**PASSAGE GIVEN**

# Looking to plow



## madeincanada123 (Sep 10, 2009)

I was going to buy a truck with a plow on it, but I figured I would ask about using the jeep. I have a 2001 Grand Cherokee with the 4.0. It gets excellent traction in the winter, but would it be okay to do some residential plowing with it? From what I have read I should find something between six and seven feet. Is there any other modifications that need to be done in order to plow with it? Any other information you would like to share? Thanks in advance for any help.


----------



## madeincanada123 (Sep 10, 2009)

No one has any information?


----------



## Miller1155 (Sep 28, 2009)

Guess not. I would like to hear it also...


----------



## theplowmeister (Nov 14, 2006)

OK I'll bite

Does anyone make a plow for the grand?
does your grand have an aluminum Rear diff ? If it does I think plowing would kill it.


----------



## ppandr (Dec 16, 2004)

I used to have one of those...a real POS. You cant lock the 4WD so every time your wheels slip it will be engaging.


----------



## nickp (Mar 4, 2009)

That depends what you want to use it for. If you are doing just residential you can get away with my set up. If you want to do more you might want to reconsider.

I have a 2002 WJ with the 4.7 and the Dana 44 aluminum. If you have the 4.0l I think you have the Dana 35 in the rear, but not positive.

**SUPPLIED RECORDS**

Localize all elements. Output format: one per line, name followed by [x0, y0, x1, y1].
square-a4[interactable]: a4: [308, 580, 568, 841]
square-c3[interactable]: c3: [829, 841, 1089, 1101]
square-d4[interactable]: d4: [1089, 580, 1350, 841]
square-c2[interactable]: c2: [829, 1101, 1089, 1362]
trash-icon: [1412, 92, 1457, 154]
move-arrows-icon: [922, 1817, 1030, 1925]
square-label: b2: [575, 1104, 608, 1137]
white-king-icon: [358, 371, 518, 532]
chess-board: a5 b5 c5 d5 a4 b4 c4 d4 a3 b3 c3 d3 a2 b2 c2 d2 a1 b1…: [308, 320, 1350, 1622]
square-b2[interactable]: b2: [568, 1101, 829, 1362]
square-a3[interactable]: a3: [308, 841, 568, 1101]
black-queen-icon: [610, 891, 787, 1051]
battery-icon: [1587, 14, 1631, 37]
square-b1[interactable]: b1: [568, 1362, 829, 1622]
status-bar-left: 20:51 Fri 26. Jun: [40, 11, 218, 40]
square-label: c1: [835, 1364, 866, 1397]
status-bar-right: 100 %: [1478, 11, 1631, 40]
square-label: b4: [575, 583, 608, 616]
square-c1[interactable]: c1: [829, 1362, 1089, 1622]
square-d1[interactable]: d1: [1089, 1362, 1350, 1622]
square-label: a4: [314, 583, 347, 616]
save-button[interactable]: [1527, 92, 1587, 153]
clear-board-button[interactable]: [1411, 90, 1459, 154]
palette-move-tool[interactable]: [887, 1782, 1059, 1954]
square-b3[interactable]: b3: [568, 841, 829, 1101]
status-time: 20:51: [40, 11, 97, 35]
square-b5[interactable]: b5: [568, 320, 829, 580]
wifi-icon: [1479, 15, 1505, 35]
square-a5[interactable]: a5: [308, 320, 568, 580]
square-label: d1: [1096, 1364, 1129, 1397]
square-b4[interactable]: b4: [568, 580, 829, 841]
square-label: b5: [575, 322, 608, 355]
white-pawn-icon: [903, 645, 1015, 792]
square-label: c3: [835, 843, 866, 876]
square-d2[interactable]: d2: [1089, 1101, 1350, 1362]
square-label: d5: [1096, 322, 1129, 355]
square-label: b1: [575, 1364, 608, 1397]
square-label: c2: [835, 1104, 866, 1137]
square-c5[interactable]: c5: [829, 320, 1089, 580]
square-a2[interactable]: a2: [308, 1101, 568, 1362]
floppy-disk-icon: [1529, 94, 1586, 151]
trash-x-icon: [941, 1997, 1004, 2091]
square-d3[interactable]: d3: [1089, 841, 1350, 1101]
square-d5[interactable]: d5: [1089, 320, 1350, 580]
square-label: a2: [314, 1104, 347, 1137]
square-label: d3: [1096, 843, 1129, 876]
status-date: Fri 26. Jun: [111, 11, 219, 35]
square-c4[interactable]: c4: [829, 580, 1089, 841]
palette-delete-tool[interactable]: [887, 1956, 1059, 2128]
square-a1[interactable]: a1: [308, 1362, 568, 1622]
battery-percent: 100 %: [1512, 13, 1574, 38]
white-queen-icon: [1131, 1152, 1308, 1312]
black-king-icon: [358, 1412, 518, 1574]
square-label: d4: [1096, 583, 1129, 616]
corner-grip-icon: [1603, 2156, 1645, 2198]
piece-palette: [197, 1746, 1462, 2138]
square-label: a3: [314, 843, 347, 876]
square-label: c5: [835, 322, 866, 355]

**WHAT IS ASKED**
**A)** Name every distinct username that posts in the plow thread.
**B)** Revise the plow thread by writing out everything from "## ppandr (Dec" down to "but not positive.", with "reconsider" swapped for "think again".

**SOLUTIONS IN ORDER**
**A)** madeincanada123, Miller1155, theplowmeister, ppandr, nickp

**B)**
## ppandr (Dec 16, 2004)

I used to have one of those...a real POS. You cant lock the 4WD so every time your wheels slip it will be engaging.


----------



## nickp (Mar 4, 2009)

That depends what you want to use it for. If you are doing just residential you can get away with my set up. If you want to do more you might want to think again.

I have a 2002 WJ with the 4.7 and the Dana 44 aluminum. If you have the 4.0l I think you have the Dana 35 in the rear, but not positive.